Data records
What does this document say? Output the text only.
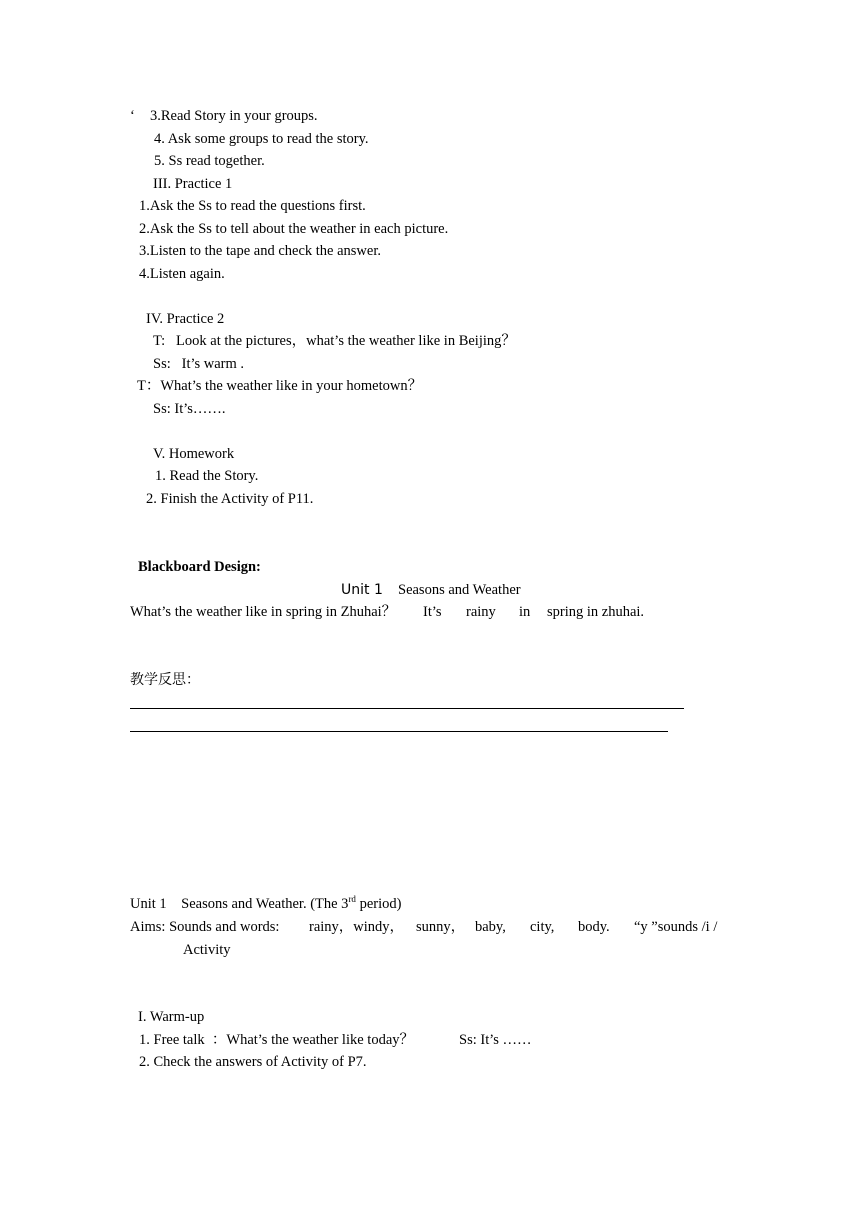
‘ 3.Read Story in your groups.
4. Ask some groups to read the story.
5. Ss read together.
III. Practice 1
1.Ask the Ss to read the questions first.
2.Ask the Ss to tell about the weather in each picture.
3.Listen to the tape and check the answer.
4.Listen again.
IV. Practice 2
T:   Look at the pictures，what’s the weather like in Beijing？
Ss:   It’s warm .
T：What’s the weather like in your hometown？
Ss: It’s…….
V. Homework
1. Read the Story.
2. Finish the Activity of P11.
Blackboard Design:
Unit 1 Seasons and Weather
What’s the weather like in spring in Zhuhai？ It’s rainy in spring in zhuhai.
教学反思：
Unit 1    Seasons and Weather. (The 3rd period)
Aims: Sounds and words: rainy，windy， sunny， baby, city, body. “y ”sounds /i /
Activity
I. Warm-up
1. Free talk  ：What’s the weather like today？	Ss: It’s ……
2. Check the answers of Activity of P7.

## GIVEN REQUEST
An exact transcription of all the entries is required, without the pictures.

## RESPONSE TO THIS EXERCISE
What does this document say? Output the text only.
‘ 3.Read Story in your groups.
4. Ask some groups to read the story.
5. Ss read together.
III. Practice 1
1.Ask the Ss to read the questions first.
2.Ask the Ss to tell about the weather in each picture.
3.Listen to the tape and check the answer.
4.Listen again.
IV. Practice 2
T:   Look at the pictures，what’s the weather like in Beijing？
Ss:   It’s warm .
T：What’s the weather like in your hometown？
Ss: It’s…….
V. Homework
1. Read the Story.
2. Finish the Activity of P11.
Blackboard Design:
Unit 1 Seasons and Weather
What’s the weather like in spring in Zhuhai？ It’s rainy in spring in zhuhai.
教学反思：
Unit 1    Seasons and Weather. (The 3rd period)
Aims: Sounds and words: rainy，windy， sunny， baby, city, body. “y ”sounds /i /
Activity
I. Warm-up
1. Free talk  ：What’s the weather like today？	Ss: It’s ……
2. Check the answers of Activity of P7.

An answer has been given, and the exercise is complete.